- Work to complete -
**1.** In the mushroom foraging article, swap "June" for "July" and write out the passage starting with "Foraging for Fungi" and going on through "food service establishments.".
**2.** According to the article on foraging for fungi in the Finger Lakes, why is the chanterelle not cultivated?
**3.** Extend the article on foraging for chanterelles in the Finger Lakes, picking up after its last line.

Foraging for Fungi in the FLX
By Laura Gallup
June in the Finger Lakes is the beginning of chanterelle season. But if you want local, wild chanterelles, you’ll have to try them at home. While other states have regulation systems set up for the sale of mushshrooms, New York State Department of Health does not allow wild-picked mushrooms in food service establishments.
This coveted mushroom is not cultivated because it lives in symbiosis with trees, so a traipse through the woods is the best way to find them. Wondering what this fungi is like? Lifelong FLX forager and field identification expert Carl Whittaker says “They are better than regular mushrooms, they have a lighter flavor. They have a scent reminiscent of apricots. If you stick your nose in a bag of fresh chanterelles, it’s a nice, sweet fruity aroma.”
Tips for finding, storing and cooking:
- Do your research before chomping on any wild mushrooms as many are poisonous (the saying goes “If you get bold, you won’t grow old!”)

- Dataset records -
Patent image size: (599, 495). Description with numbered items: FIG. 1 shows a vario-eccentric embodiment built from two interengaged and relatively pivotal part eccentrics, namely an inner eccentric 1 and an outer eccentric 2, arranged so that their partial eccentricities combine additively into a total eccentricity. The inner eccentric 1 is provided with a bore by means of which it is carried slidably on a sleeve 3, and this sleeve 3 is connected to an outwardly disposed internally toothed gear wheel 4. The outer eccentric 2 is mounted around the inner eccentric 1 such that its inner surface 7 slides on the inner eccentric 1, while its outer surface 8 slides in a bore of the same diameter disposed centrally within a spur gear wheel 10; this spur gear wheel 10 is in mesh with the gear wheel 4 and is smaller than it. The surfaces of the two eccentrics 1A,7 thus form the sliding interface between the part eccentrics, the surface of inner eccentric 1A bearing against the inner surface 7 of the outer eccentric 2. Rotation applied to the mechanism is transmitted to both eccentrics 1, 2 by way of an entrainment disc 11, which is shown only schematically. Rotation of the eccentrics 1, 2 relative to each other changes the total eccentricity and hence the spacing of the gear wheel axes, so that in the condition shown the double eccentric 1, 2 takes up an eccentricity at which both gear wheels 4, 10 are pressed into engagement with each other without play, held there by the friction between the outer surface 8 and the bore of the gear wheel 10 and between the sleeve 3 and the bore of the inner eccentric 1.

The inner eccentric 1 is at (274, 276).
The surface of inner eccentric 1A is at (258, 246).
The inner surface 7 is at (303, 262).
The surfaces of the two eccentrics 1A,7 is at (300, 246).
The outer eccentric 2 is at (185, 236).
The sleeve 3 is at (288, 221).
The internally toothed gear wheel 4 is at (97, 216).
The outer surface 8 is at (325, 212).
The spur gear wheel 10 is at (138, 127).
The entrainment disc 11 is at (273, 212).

- Responses in order -
**1.**
Foraging for Fungi in the FLX
By Laura Gallup
July in the Finger Lakes is the beginning of chanterelle season. But if you want local, wild chanterelles, you’ll have to try them at home. While other states have regulation systems set up for the sale of mushshrooms, New York State Department of Health does not allow wild-picked mushrooms in food service establishments.

**2.** It lives in symbiosis with trees.

**3.**
- Look for the yellow or orange funnel-shaped caps growing in the dirt under oak, hickory and beach trees.
- To harvest, cut the stem and leave the base.
- You can pick them immediately when they’re small, but it’s best to wait until they’re bigger to get the most mushroom.
- Avoid ones with pin holes in top, they will have bugs.
- To clean, tear the mushroom in half and use a small brush to get out all the dirt. Do not wash.
- Store in the fridge in a paper bag for up to ten days, or sauté in butter and freeze. You can also dry them.
- Add them to dishes like you would any other mushroom.
Laura Gallup is the managing editor for Edible Finger Lakes as well as the marketing and events coordinator for the Ithaca Farmers Market. She grew up eating strawberries by the bucketful on her dad’s farm in Hector, NY.